» Problem description
The entries that follow should be written out exactly.

» Extracted material
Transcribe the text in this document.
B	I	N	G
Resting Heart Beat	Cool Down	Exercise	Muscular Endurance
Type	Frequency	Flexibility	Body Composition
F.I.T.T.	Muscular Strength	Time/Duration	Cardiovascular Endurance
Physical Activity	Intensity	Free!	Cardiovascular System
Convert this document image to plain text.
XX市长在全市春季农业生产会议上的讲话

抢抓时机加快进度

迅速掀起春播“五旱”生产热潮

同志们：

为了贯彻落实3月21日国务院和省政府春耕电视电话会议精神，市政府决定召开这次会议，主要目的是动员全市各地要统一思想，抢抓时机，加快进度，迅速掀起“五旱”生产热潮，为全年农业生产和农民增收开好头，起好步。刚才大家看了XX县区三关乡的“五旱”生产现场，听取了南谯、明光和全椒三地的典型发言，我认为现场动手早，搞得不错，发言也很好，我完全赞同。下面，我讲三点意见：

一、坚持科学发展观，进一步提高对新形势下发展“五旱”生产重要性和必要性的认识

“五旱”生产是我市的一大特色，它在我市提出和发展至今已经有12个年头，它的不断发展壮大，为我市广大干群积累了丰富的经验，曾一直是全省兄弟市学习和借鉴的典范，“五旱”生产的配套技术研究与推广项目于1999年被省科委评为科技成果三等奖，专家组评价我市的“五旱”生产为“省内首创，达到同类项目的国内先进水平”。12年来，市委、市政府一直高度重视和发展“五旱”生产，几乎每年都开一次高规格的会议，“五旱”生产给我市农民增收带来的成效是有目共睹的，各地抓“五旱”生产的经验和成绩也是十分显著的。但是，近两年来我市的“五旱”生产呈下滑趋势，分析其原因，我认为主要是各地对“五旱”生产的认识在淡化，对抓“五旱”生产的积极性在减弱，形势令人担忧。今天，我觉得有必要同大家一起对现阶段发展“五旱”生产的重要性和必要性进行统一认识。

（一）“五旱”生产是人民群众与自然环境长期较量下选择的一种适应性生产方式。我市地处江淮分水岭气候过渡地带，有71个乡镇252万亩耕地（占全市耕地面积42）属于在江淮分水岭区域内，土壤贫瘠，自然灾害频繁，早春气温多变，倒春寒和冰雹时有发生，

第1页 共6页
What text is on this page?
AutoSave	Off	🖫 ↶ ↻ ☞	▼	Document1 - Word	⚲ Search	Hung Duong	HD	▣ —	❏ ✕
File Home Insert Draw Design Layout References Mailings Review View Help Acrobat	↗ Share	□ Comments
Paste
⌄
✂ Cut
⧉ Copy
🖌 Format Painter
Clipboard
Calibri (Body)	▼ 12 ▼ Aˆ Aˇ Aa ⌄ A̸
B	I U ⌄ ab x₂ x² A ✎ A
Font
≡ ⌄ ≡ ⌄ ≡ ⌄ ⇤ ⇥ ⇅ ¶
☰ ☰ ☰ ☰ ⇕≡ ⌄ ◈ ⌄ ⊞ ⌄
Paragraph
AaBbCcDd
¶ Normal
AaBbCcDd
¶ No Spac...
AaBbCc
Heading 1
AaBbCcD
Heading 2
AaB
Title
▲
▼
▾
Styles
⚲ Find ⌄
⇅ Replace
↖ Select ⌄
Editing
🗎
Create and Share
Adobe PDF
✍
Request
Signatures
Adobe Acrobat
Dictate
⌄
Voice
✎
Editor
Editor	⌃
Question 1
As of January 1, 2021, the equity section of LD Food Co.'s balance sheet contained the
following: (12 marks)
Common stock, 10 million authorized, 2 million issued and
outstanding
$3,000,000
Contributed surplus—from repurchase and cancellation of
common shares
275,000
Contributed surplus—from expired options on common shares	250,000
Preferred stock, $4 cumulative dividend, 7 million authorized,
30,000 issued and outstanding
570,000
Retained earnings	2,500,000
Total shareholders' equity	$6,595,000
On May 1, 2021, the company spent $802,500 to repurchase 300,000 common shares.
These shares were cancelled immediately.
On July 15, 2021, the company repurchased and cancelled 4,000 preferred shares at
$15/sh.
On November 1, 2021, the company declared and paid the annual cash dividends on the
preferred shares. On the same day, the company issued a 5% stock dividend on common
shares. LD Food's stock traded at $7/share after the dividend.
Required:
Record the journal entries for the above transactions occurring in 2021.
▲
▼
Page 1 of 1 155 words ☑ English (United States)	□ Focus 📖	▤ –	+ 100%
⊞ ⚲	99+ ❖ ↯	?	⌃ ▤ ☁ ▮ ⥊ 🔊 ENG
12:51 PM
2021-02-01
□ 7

» Exercise result
Transcribe the text in this document.
B	I	N	G
Resting Heart Beat	Cool Down	Exercise	Muscular Endurance
Type	Frequency	Flexibility	Body Composition
F.I.T.T.	Muscular Strength	Time/Duration	Cardiovascular Endurance
Physical Activity	Intensity	Free!	Cardiovascular System
Convert this document image to plain text.
XX市长在全市春季农业生产会议上的讲话

抢抓时机加快进度

迅速掀起春播“五旱”生产热潮

同志们：

为了贯彻落实3月21日国务院和省政府春耕电视电话会议精神，市政府决定召开这次会议，主要目的是动员全市各地要统一思想，抢抓时机，加快进度，迅速掀起“五旱”生产热潮，为全年农业生产和农民增收开好头，起好步。刚才大家看了XX县区三关乡的“五旱”生产现场，听取了南谯、明光和全椒三地的典型发言，我认为现场动手早，搞得不错，发言也很好，我完全赞同。下面，我讲三点意见：

一、坚持科学发展观，进一步提高对新形势下发展“五旱”生产重要性和必要性的认识

“五旱”生产是我市的一大特色，它在我市提出和发展至今已经有12个年头，它的不断发展壮大，为我市广大干群积累了丰富的经验，曾一直是全省兄弟市学习和借鉴的典范，“五旱”生产的配套技术研究与推广项目于1999年被省科委评为科技成果三等奖，专家组评价我市的“五旱”生产为“省内首创，达到同类项目的国内先进水平”。12年来，市委、市政府一直高度重视和发展“五旱”生产，几乎每年都开一次高规格的会议，“五旱”生产给我市农民增收带来的成效是有目共睹的，各地抓“五旱”生产的经验和成绩也是十分显著的。但是，近两年来我市的“五旱”生产呈下滑趋势，分析其原因，我认为主要是各地对“五旱”生产的认识在淡化，对抓“五旱”生产的积极性在减弱，形势令人担忧。今天，我觉得有必要同大家一起对现阶段发展“五旱”生产的重要性和必要性进行统一认识。

（一）“五旱”生产是人民群众与自然环境长期较量下选择的一种适应性生产方式。我市地处江淮分水岭气候过渡地带，有71个乡镇252万亩耕地（占全市耕地面积42）属于在江淮分水岭区域内，土壤贫瘠，自然灾害频繁，早春气温多变，倒春寒和冰雹时有发生，

第1页 共6页
What text is on this page?
AutoSave	Off	🖫 ↶ ↻ ☞	▼	Document1 - Word	⚲ Search	Hung Duong	HD	▣ —	❏ ✕
File Home Insert Draw Design Layout References Mailings Review View Help Acrobat	↗ Share	□ Comments
Paste
⌄
✂ Cut
⧉ Copy
🖌 Format Painter
Clipboard
Calibri (Body)	▼ 12 ▼ Aˆ Aˇ Aa ⌄ A̸
B	I U ⌄ ab x₂ x² A ✎ A
Font
≡ ⌄ ≡ ⌄ ≡ ⌄ ⇤ ⇥ ⇅ ¶
☰ ☰ ☰ ☰ ⇕≡ ⌄ ◈ ⌄ ⊞ ⌄
Paragraph
AaBbCcDd
¶ Normal
AaBbCcDd
¶ No Spac...
AaBbCc
Heading 1
AaBbCcD
Heading 2
AaB
Title
▲
▼
▾
Styles
⚲ Find ⌄
⇅ Replace
↖ Select ⌄
Editing
🗎
Create and Share
Adobe PDF
✍
Request
Signatures
Adobe Acrobat
Dictate
⌄
Voice
✎
Editor
Editor	⌃
Question 1
As of January 1, 2021, the equity section of LD Food Co.'s balance sheet contained the
following: (12 marks)
Common stock, 10 million authorized, 2 million issued and
outstanding
$3,000,000
Contributed surplus—from repurchase and cancellation of
common shares
275,000
Contributed surplus—from expired options on common shares	250,000
Preferred stock, $4 cumulative dividend, 7 million authorized,
30,000 issued and outstanding
570,000
Retained earnings	2,500,000
Total shareholders' equity	$6,595,000
On May 1, 2021, the company spent $802,500 to repurchase 300,000 common shares.
These shares were cancelled immediately.
On July 15, 2021, the company repurchased and cancelled 4,000 preferred shares at
$15/sh.
On November 1, 2021, the company declared and paid the annual cash dividends on the
preferred shares. On the same day, the company issued a 5% stock dividend on common
shares. LD Food's stock traded at $7/share after the dividend.
Required:
Record the journal entries for the above transactions occurring in 2021.
▲
▼
Page 1 of 1 155 words ☑ English (United States)	□ Focus 📖	▤ –	+ 100%
⊞ ⚲	99+ ❖ ↯	?	⌃ ▤ ☁ ▮ ⥊ 🔊 ENG
12:51 PM
2021-02-01
□ 7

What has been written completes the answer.